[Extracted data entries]
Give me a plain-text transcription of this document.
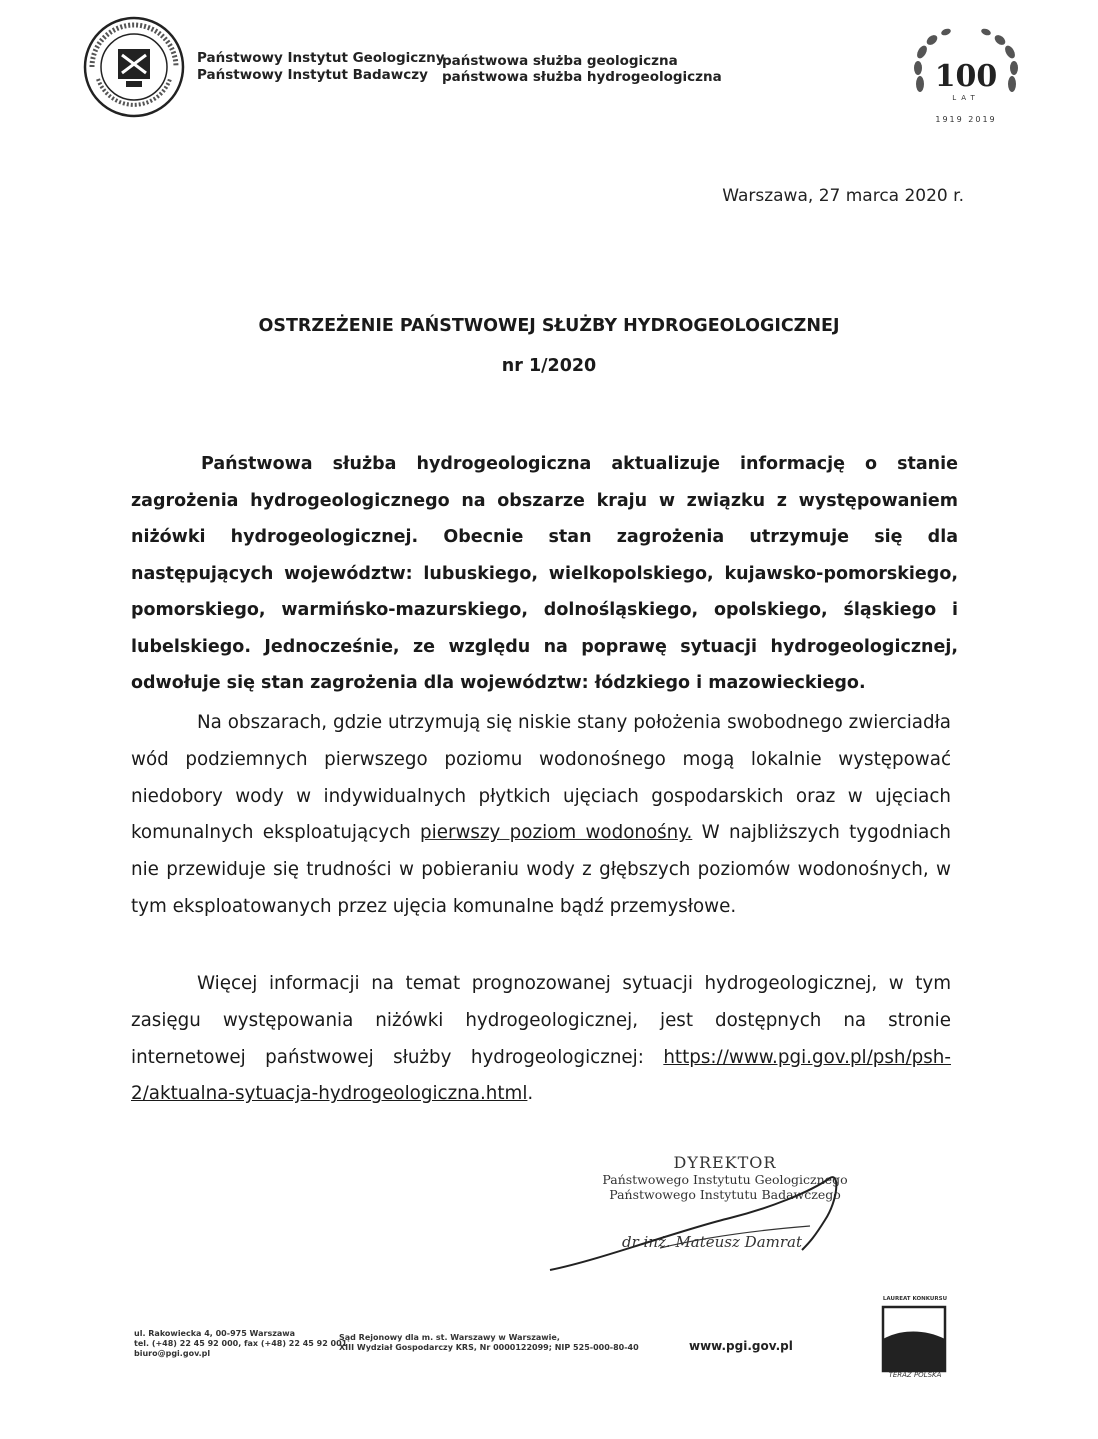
Państwowy Instytut Geologiczny
Państwowy Instytut Badawczy
państwowa służba geologiczna
państwowa służba hydrogeologiczna	100
LAT
1919 2019
Warszawa, 27 marca 2020 r.
OSTRZEŻENIE PAŃSTWOWEJ SŁUŻBY HYDROGEOLOGICZNEJ
nr 1/2020
Państwowa służba hydrogeologiczna aktualizuje informację o stanie zagrożenia hydrogeologicznego na obszarze kraju w związku z występowaniem niżówki hydrogeologicznej. Obecnie stan zagrożenia utrzymuje się dla następujących województw: lubuskiego, wielkopolskiego, kujawsko-pomorskiego, pomorskiego, warmińsko-mazurskiego, dolnośląskiego, opolskiego, śląskiego i lubelskiego. Jednocześnie, ze względu na poprawę sytuacji hydrogeologicznej, odwołuje się stan zagrożenia dla województw: łódzkiego i mazowieckiego.
Na obszarach, gdzie utrzymują się niskie stany położenia swobodnego zwierciadła wód podziemnych pierwszego poziomu wodonośnego mogą lokalnie występować niedobory wody w indywidualnych płytkich ujęciach gospodarskich oraz w ujęciach komunalnych eksploatujących pierwszy poziom wodonośny. W najbliższych tygodniach nie przewiduje się trudności w pobieraniu wody z głębszych poziomów wodonośnych, w tym eksploatowanych przez ujęcia komunalne bądź przemysłowe.
Więcej informacji na temat prognozowanej sytuacji hydrogeologicznej, w tym zasięgu występowania niżówki hydrogeologicznej, jest dostępnych na stronie internetowej państwowej służby hydrogeologicznej: https://www.pgi.gov.pl/psh/psh-2/aktualna-sytuacja-hydrogeologiczna.html.
DYREKTOR
Państwowego Instytutu Geologicznego
Państwowego Instytutu Badawczego
dr inż. Mateusz Damrat
ul. Rakowiecka 4, 00-975 Warszawa
tel. (+48) 22 45 92 000, fax (+48) 22 45 92 001
biuro@pgi.gov.pl
Sąd Rejonowy dla m. st. Warszawy w Warszawie,
XIII Wydział Gospodarczy KRS, Nr 0000122099; NIP 525-000-80-40	www.pgi.gov.pl
LAUREAT KONKURSU
TERAZ POLSKA
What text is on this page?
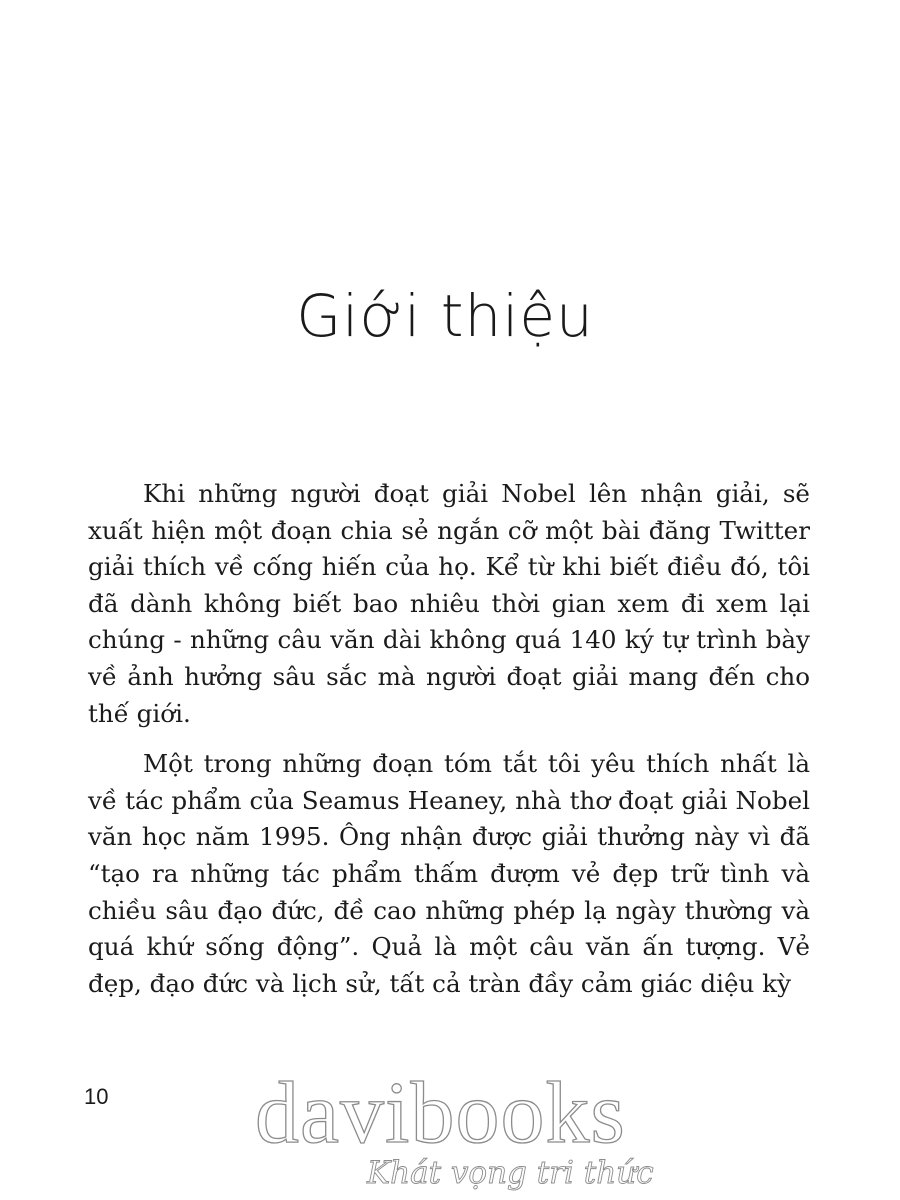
Giới thiệu

Khi những người đoạt giải Nobel lên nhận giải, sẽ xuất hiện một đoạn chia sẻ ngắn cỡ một bài đăng Twitter giải thích về cống hiến của họ. Kể từ khi biết điều đó, tôi đã dành không biết bao nhiêu thời gian xem đi xem lại chúng - những câu văn dài không quá 140 ký tự trình bày về ảnh hưởng sâu sắc mà người đoạt giải mang đến cho thế giới.

Một trong những đoạn tóm tắt tôi yêu thích nhất là về tác phẩm của Seamus Heaney, nhà thơ đoạt giải Nobel văn học năm 1995. Ông nhận được giải thưởng này vì đã “tạo ra những tác phẩm thấm đượm vẻ đẹp trữ tình và chiều sâu đạo đức, đề cao những phép lạ ngày thường và quá khứ sống động”. Quả là một câu văn ấn tượng. Vẻ đẹp, đạo đức và lịch sử, tất cả tràn đầy cảm giác diệu kỳ

10 davibooks
Khát vọng tri thức
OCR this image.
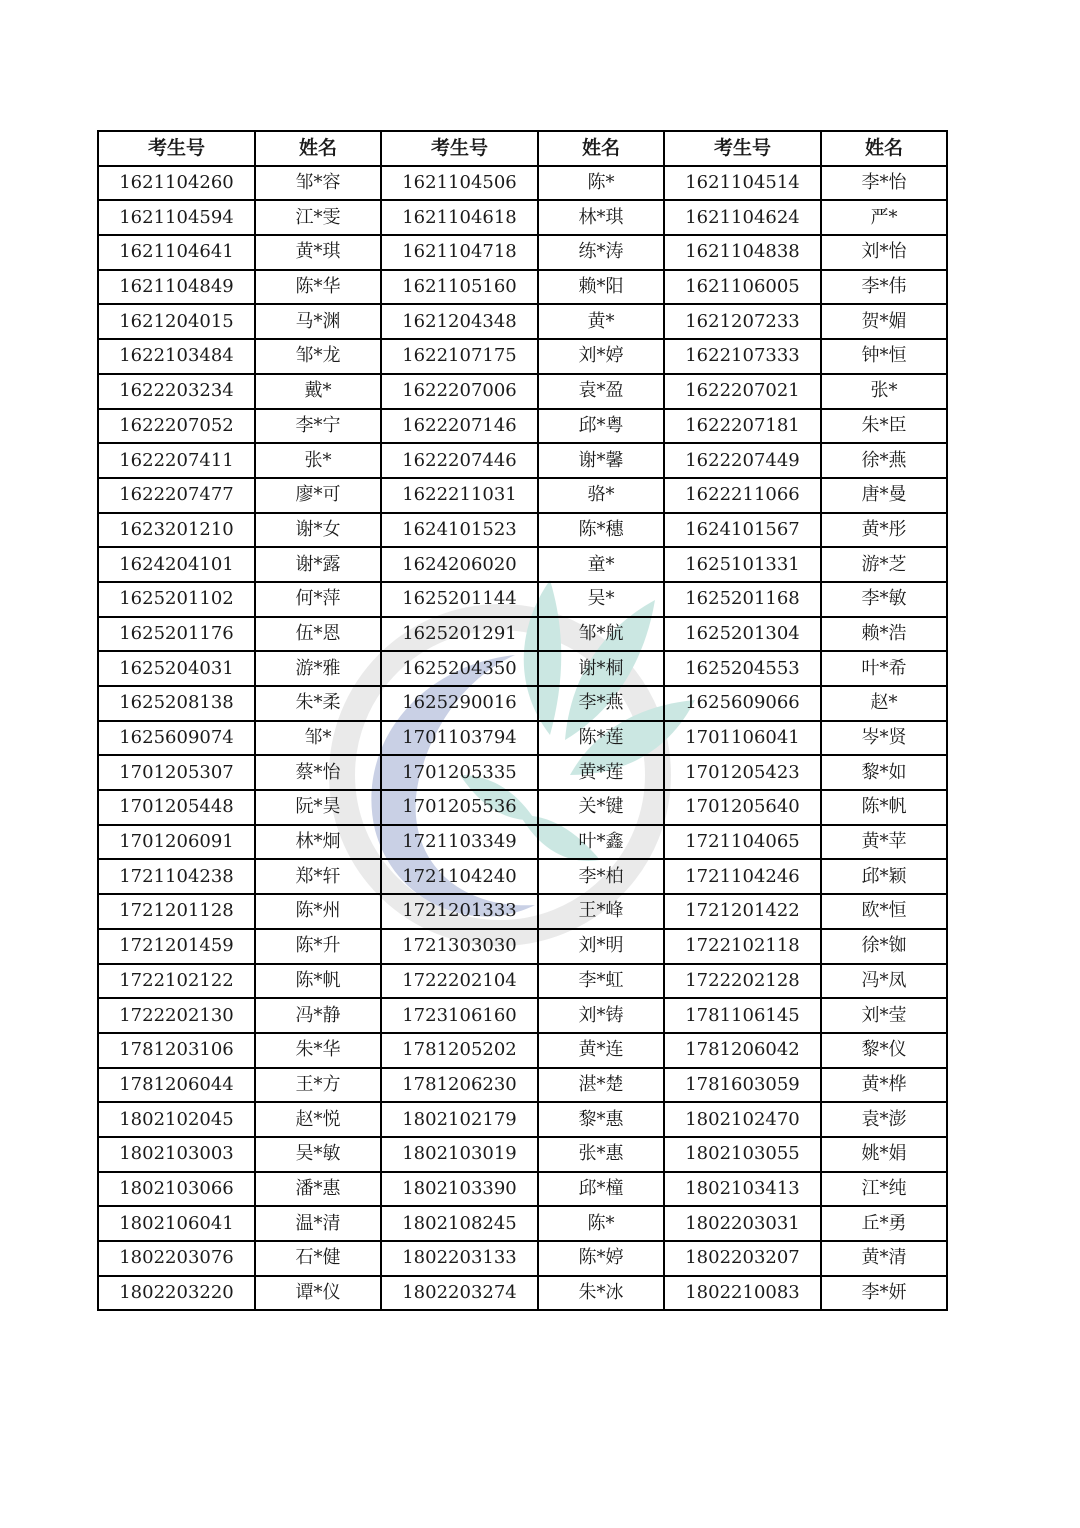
考生号	姓名	考生号	姓名	考生号	姓名
1621104260	邹*容	1621104506	陈*	1621104514	李*怡
1621104594	江*雯	1621104618	林*琪	1621104624	严*
1621104641	黄*琪	1621104718	练*涛	1621104838	刘*怡
1621104849	陈*华	1621105160	赖*阳	1621106005	李*伟
1621204015	马*渊	1621204348	黄*	1621207233	贺*媚
1622103484	邹*龙	1622107175	刘*婷	1622107333	钟*恒
1622203234	戴*	1622207006	袁*盈	1622207021	张*
1622207052	李*宁	1622207146	邱*粤	1622207181	朱*臣
1622207411	张*	1622207446	谢*馨	1622207449	徐*燕
1622207477	廖*可	1622211031	骆*	1622211066	唐*曼
1623201210	谢*女	1624101523	陈*穗	1624101567	黄*彤
1624204101	谢*露	1624206020	童*	1625101331	游*芝
1625201102	何*萍	1625201144	吴*	1625201168	李*敏
1625201176	伍*恩	1625201291	邹*航	1625201304	赖*浩
1625204031	游*雅	1625204350	谢*桐	1625204553	叶*希
1625208138	朱*柔	1625290016	李*燕	1625609066	赵*
1625609074	邹*	1701103794	陈*莲	1701106041	岑*贤
1701205307	蔡*怡	1701205335	黄*莲	1701205423	黎*如
1701205448	阮*昊	1701205536	关*键	1701205640	陈*帆
1701206091	林*炯	1721103349	叶*鑫	1721104065	黄*苹
1721104238	郑*轩	1721104240	李*柏	1721104246	邱*颖
1721201128	陈*州	1721201333	王*峰	1721201422	欧*恒
1721201459	陈*升	1721303030	刘*明	1722102118	徐*铷
1722102122	陈*帆	1722202104	李*虹	1722202128	冯*凤
1722202130	冯*静	1723106160	刘*铸	1781106145	刘*莹
1781203106	朱*华	1781205202	黄*连	1781206042	黎*仪
1781206044	王*方	1781206230	湛*楚	1781603059	黄*桦
1802102045	赵*悦	1802102179	黎*惠	1802102470	袁*澎
1802103003	吴*敏	1802103019	张*惠	1802103055	姚*娟
1802103066	潘*惠	1802103390	邱*橦	1802103413	江*纯
1802106041	温*清	1802108245	陈*	1802203031	丘*勇
1802203076	石*健	1802203133	陈*婷	1802203207	黄*清
1802203220	谭*仪	1802203274	朱*冰	1802210083	李*妍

Instructions for the task:
Return every line from the records above that holds the word "Nobel".

Correct answer:
Khi những người đoạt giải Nobel lên nhận giải, sẽ xuất hiện một đoạn chia sẻ ngắn cỡ một bài đăng Twitter giải thích về cống hiến của họ. Kể từ khi biết điều đó, tôi đã dành không biết bao nhiêu thời gian xem đi xem lại chúng - những câu văn dài không quá 140 ký tự trình bày về ảnh hưởng sâu sắc mà người đoạt giải mang đến cho thế giới.
Một trong những đoạn tóm tắt tôi yêu thích nhất là về tác phẩm của Seamus Heaney, nhà thơ đoạt giải Nobel văn học năm 1995. Ông nhận được giải thưởng này vì đã “tạo ra những tác phẩm thấm đượm vẻ đẹp trữ tình và chiều sâu đạo đức, đề cao những phép lạ ngày thường và quá khứ sống động”. Quả là một câu văn ấn tượng. Vẻ đẹp, đạo đức và lịch sử, tất cả tràn đầy cảm giác diệu kỳ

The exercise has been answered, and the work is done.